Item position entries
---*---
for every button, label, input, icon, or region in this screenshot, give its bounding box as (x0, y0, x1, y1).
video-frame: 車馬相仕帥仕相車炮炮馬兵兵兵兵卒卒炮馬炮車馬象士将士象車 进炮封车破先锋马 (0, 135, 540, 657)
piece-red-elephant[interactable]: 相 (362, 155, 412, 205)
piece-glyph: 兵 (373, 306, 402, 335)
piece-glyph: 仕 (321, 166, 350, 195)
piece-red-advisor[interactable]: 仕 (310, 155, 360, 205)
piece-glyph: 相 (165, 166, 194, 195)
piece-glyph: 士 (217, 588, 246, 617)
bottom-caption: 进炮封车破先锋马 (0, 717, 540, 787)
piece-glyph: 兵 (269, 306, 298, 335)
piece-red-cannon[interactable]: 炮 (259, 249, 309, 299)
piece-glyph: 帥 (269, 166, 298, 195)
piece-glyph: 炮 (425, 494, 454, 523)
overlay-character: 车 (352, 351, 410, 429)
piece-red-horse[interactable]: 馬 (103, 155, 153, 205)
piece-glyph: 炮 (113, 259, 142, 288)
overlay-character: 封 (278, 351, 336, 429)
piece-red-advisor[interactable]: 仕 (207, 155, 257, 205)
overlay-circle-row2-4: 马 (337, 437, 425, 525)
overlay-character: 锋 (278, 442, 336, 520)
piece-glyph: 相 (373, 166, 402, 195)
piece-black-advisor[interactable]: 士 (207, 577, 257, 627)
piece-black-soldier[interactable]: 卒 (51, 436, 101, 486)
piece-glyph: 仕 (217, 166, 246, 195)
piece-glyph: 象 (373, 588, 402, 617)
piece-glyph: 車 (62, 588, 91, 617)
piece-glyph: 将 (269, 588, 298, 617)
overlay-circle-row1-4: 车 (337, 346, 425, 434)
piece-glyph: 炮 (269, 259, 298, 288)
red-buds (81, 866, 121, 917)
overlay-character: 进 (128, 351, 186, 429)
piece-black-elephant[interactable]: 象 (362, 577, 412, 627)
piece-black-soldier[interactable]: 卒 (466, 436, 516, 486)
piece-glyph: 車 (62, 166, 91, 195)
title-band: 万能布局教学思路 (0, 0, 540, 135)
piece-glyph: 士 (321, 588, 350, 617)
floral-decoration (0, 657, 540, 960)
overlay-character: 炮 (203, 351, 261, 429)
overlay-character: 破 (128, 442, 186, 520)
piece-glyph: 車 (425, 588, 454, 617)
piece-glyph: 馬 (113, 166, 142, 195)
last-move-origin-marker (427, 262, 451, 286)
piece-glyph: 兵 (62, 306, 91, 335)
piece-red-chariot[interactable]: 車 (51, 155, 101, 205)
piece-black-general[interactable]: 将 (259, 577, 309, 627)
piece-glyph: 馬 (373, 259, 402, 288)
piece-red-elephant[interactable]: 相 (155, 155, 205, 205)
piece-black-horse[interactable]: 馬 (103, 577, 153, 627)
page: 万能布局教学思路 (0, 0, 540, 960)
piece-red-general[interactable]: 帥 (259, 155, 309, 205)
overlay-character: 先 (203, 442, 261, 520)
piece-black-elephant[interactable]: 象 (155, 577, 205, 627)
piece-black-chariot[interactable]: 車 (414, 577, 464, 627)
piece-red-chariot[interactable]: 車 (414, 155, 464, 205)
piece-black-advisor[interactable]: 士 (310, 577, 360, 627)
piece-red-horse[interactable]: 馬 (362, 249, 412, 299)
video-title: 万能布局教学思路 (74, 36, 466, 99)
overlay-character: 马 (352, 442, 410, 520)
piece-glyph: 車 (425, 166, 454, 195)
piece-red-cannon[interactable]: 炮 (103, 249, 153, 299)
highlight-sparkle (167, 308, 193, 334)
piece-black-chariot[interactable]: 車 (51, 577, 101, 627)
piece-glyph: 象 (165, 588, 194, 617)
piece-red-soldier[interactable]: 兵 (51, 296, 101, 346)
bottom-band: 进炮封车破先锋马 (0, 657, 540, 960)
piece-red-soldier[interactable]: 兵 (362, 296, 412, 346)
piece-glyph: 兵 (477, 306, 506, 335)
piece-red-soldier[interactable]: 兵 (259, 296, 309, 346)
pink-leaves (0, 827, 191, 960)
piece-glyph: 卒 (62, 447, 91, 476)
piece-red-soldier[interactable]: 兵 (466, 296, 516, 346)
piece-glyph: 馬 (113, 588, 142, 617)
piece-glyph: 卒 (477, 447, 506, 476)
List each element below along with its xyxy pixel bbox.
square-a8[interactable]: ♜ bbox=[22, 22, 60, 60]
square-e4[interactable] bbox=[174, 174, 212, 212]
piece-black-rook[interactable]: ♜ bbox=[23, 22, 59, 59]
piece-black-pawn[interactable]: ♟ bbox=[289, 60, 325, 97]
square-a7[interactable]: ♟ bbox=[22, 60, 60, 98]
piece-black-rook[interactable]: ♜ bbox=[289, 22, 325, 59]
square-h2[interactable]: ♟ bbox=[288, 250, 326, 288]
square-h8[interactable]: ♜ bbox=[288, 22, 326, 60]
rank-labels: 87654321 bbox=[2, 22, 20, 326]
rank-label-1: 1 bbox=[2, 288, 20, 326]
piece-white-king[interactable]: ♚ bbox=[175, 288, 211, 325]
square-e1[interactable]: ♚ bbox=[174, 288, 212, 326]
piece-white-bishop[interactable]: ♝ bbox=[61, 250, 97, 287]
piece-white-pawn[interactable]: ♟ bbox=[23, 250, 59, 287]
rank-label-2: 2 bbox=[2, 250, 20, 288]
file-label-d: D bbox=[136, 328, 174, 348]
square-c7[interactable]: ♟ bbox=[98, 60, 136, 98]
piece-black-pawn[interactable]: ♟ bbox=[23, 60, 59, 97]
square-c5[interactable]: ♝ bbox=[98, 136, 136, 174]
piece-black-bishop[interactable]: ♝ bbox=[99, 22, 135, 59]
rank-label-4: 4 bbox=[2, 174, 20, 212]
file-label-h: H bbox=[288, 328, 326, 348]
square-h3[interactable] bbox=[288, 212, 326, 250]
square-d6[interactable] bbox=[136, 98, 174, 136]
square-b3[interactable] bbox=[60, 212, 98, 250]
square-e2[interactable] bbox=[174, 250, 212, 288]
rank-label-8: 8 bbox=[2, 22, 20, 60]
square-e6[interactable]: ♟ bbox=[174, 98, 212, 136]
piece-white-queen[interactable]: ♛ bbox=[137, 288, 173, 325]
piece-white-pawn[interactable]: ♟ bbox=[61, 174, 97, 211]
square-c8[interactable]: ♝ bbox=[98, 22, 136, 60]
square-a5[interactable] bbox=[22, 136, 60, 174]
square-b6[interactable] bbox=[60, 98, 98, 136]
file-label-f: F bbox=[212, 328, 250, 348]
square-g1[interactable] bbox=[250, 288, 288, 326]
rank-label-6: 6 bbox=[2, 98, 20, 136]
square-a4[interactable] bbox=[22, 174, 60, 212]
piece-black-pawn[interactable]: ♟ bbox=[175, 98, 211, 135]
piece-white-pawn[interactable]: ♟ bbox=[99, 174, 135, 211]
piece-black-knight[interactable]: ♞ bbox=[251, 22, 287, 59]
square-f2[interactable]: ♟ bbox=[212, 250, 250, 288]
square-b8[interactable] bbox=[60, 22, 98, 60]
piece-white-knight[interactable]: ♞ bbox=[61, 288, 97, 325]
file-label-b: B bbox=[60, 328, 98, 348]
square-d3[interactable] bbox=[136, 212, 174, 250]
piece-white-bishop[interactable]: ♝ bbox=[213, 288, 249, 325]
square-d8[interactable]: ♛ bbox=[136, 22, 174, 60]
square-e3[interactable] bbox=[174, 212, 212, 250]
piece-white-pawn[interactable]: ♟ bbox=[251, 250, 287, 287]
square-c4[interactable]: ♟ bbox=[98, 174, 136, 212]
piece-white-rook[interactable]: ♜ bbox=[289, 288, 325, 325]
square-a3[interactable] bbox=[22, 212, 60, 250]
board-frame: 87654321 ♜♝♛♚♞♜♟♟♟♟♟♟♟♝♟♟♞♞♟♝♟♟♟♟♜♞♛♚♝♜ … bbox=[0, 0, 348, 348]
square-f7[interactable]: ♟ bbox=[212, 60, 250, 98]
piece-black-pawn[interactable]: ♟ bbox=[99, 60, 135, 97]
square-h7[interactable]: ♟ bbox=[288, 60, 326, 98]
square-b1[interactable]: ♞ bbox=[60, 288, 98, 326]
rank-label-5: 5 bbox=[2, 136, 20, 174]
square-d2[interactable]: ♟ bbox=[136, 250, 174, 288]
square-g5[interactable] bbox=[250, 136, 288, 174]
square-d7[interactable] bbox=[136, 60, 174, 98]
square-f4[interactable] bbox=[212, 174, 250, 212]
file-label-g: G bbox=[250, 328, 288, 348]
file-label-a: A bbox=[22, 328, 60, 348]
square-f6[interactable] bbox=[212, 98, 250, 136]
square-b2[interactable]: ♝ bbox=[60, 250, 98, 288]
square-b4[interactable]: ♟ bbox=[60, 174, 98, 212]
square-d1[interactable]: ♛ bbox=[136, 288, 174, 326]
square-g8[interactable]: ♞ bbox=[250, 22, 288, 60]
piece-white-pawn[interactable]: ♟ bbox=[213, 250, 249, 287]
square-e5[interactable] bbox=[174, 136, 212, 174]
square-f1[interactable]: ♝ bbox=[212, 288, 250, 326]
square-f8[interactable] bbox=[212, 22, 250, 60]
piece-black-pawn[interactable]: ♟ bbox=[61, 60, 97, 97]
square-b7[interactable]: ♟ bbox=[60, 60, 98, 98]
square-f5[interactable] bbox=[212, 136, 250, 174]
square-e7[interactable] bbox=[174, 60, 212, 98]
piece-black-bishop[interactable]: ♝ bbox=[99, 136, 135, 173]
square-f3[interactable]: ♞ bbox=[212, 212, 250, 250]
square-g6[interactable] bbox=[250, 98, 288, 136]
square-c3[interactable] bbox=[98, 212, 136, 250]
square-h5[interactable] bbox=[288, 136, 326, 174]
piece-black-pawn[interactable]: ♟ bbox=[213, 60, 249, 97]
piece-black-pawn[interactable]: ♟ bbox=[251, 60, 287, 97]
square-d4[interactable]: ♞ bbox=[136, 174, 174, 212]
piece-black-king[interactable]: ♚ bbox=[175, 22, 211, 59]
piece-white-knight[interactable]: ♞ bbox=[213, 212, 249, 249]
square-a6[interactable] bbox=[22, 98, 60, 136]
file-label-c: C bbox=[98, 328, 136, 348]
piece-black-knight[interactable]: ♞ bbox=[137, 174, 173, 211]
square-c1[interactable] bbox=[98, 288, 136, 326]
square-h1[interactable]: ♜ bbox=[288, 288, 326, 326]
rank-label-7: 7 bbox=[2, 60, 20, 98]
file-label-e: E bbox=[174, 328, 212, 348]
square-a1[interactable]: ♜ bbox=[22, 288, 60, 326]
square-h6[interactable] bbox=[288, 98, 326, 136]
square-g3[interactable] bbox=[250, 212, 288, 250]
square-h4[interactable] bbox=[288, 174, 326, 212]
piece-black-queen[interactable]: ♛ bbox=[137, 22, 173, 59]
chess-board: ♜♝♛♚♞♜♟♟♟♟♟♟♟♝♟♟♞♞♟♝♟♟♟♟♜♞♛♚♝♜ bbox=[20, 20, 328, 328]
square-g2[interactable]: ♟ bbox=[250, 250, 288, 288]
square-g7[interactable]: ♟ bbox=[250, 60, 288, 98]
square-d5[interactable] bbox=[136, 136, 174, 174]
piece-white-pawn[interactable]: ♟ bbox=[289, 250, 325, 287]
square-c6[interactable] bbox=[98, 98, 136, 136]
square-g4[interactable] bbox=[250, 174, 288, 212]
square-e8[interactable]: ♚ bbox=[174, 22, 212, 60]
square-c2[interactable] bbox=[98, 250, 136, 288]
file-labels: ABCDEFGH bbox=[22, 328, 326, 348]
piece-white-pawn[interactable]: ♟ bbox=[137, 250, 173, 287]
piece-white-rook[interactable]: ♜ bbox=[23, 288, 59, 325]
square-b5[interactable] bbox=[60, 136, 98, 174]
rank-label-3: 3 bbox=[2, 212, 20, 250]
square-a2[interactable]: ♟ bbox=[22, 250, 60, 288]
---*---
→ Challenge
Report every line from the listing above that contains the string "rank", copying each one in full.

→ The reply
rank-labels: 87654321 bbox=[2, 22, 20, 326]
rank-label-1: 1 bbox=[2, 288, 20, 326]
rank-label-2: 2 bbox=[2, 250, 20, 288]
rank-label-4: 4 bbox=[2, 174, 20, 212]
rank-label-8: 8 bbox=[2, 22, 20, 60]
rank-label-6: 6 bbox=[2, 98, 20, 136]
rank-label-5: 5 bbox=[2, 136, 20, 174]
rank-label-7: 7 bbox=[2, 60, 20, 98]
rank-label-3: 3 bbox=[2, 212, 20, 250]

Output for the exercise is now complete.